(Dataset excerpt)
════════
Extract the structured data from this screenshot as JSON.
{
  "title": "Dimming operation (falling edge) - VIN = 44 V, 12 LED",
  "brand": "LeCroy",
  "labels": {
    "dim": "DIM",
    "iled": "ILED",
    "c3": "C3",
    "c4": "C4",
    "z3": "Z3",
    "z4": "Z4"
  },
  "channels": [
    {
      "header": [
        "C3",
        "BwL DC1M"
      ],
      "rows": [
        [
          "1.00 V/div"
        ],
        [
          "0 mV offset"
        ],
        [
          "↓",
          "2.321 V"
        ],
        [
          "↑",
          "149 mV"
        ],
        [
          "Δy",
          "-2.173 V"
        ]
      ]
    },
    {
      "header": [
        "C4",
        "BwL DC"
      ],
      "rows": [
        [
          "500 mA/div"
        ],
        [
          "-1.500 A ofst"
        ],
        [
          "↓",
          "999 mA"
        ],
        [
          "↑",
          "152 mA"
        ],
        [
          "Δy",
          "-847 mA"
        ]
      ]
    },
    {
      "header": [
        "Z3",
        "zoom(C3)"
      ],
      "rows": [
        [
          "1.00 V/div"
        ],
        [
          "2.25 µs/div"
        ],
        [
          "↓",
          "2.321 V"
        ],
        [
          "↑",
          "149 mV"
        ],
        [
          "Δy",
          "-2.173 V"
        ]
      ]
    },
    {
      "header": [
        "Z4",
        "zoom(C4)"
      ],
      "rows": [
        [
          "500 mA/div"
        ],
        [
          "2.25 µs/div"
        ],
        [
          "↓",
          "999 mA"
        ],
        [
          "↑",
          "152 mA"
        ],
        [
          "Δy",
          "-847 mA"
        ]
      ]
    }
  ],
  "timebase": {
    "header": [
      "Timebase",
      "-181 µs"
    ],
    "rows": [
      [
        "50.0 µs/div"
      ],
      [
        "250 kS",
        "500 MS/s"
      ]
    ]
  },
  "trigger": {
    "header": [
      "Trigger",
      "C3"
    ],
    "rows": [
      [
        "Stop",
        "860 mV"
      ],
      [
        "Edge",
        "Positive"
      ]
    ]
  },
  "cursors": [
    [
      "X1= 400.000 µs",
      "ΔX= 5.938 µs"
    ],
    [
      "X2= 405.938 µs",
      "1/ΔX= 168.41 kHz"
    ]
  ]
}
════════
Write out the full listing exactly as given.

Extract the structured data from this screenshot as JSON.
{
  "title": "Dimming operation (falling edge) - VIN = 44 V, 12 LED",
  "brand": "LeCroy",
  "labels": {
    "dim": "DIM",
    "iled": "ILED",
    "c3": "C3",
    "c4": "C4",
    "z3": "Z3",
    "z4": "Z4"
  },
  "channels": [
    {
      "header": [
        "C3",
        "BwL DC1M"
      ],
      "rows": [
        [
          "1.00 V/div"
        ],
        [
          "0 mV offset"
        ],
        [
          "↓",
          "2.321 V"
        ],
        [
          "↑",
          "149 mV"
        ],
        [
          "Δy",
          "-2.173 V"
        ]
      ]
    },
    {
      "header": [
        "C4",
        "BwL DC"
      ],
      "rows": [
        [
          "500 mA/div"
        ],
        [
          "-1.500 A ofst"
        ],
        [
          "↓",
          "999 mA"
        ],
        [
          "↑",
          "152 mA"
        ],
        [
          "Δy",
          "-847 mA"
        ]
      ]
    },
    {
      "header": [
        "Z3",
        "zoom(C3)"
      ],
      "rows": [
        [
          "1.00 V/div"
        ],
        [
          "2.25 µs/div"
        ],
        [
          "↓",
          "2.321 V"
        ],
        [
          "↑",
          "149 mV"
        ],
        [
          "Δy",
          "-2.173 V"
        ]
      ]
    },
    {
      "header": [
        "Z4",
        "zoom(C4)"
      ],
      "rows": [
        [
          "500 mA/div"
        ],
        [
          "2.25 µs/div"
        ],
        [
          "↓",
          "999 mA"
        ],
        [
          "↑",
          "152 mA"
        ],
        [
          "Δy",
          "-847 mA"
        ]
      ]
    }
  ],
  "timebase": {
    "header": [
      "Timebase",
      "-181 µs"
    ],
    "rows": [
      [
        "50.0 µs/div"
      ],
      [
        "250 kS",
        "500 MS/s"
      ]
    ]
  },
  "trigger": {
    "header": [
      "Trigger",
      "C3"
    ],
    "rows": [
      [
        "Stop",
        "860 mV"
      ],
      [
        "Edge",
        "Positive"
      ]
    ]
  },
  "cursors": [
    [
      "X1= 400.000 µs",
      "ΔX= 5.938 µs"
    ],
    [
      "X2= 405.938 µs",
      "1/ΔX= 168.41 kHz"
    ]
  ]
}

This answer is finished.